══ RECORDS FOR PROCESSING ══
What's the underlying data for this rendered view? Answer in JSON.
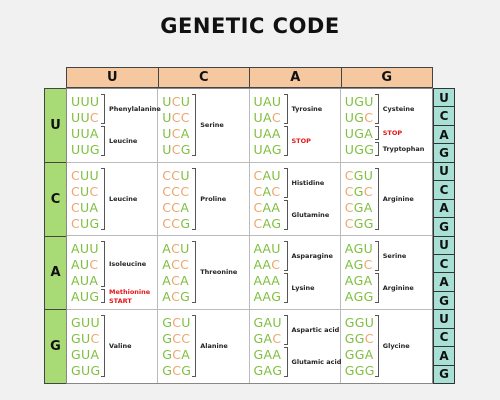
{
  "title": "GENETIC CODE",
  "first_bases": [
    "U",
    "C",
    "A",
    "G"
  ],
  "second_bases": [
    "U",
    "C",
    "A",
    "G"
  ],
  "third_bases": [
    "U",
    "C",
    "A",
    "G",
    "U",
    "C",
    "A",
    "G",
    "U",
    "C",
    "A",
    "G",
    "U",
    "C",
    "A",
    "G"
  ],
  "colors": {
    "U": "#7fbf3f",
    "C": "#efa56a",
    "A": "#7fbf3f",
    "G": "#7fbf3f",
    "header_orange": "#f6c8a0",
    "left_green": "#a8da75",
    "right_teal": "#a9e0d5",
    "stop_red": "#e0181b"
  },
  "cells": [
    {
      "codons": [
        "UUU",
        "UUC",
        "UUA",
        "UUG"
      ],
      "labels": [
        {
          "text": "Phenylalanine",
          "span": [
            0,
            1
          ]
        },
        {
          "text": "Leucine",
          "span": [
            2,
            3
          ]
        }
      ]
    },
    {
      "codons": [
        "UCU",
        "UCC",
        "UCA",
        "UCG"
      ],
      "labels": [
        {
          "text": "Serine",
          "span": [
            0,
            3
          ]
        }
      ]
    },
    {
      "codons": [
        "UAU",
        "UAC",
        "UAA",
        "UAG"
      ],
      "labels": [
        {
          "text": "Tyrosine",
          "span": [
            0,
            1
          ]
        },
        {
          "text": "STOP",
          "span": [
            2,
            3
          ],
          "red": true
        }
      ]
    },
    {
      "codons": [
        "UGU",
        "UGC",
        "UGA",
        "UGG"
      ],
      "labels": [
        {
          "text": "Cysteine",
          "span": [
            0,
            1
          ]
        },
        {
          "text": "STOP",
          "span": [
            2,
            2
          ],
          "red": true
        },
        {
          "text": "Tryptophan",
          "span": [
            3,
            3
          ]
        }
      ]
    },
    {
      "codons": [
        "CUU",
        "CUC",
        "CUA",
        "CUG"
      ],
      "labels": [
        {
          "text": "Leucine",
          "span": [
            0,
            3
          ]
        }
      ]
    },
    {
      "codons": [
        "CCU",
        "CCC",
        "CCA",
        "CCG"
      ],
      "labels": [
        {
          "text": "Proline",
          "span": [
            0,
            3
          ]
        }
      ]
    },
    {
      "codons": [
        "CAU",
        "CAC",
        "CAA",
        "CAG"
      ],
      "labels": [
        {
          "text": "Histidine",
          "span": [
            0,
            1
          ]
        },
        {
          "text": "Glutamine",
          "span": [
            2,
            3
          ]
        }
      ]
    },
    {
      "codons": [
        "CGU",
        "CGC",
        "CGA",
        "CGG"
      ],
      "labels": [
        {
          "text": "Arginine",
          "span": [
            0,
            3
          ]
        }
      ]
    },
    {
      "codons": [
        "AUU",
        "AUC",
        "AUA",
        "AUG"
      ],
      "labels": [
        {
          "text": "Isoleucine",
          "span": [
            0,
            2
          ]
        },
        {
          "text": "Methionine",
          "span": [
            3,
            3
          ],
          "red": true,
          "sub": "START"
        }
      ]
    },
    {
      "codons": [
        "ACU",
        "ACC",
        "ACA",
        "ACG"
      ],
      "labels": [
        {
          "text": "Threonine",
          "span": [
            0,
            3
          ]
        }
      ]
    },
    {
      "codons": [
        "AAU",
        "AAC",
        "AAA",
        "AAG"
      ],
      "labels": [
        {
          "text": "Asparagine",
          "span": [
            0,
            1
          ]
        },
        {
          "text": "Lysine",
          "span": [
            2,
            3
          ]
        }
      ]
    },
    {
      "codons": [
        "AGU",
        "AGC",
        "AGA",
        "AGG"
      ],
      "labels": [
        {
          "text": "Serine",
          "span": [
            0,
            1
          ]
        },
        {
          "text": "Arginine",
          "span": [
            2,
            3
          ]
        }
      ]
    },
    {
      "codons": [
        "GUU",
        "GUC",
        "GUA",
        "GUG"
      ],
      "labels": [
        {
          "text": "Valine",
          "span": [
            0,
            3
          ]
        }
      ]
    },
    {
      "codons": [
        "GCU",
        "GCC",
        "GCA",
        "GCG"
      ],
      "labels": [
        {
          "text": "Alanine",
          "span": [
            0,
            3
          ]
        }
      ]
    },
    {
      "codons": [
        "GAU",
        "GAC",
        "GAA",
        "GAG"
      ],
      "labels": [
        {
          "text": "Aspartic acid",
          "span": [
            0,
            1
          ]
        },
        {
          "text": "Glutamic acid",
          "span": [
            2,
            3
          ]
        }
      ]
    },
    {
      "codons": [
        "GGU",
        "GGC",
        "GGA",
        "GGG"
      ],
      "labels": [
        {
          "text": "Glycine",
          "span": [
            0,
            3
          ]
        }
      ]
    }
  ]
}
═══
- WHAT YOU HAVE TO DO:
Copy out every line in the listing where the word "acid" appears.

- TASK SOLUTION:
          "text": "Aspartic acid",
          "text": "Glutamic acid",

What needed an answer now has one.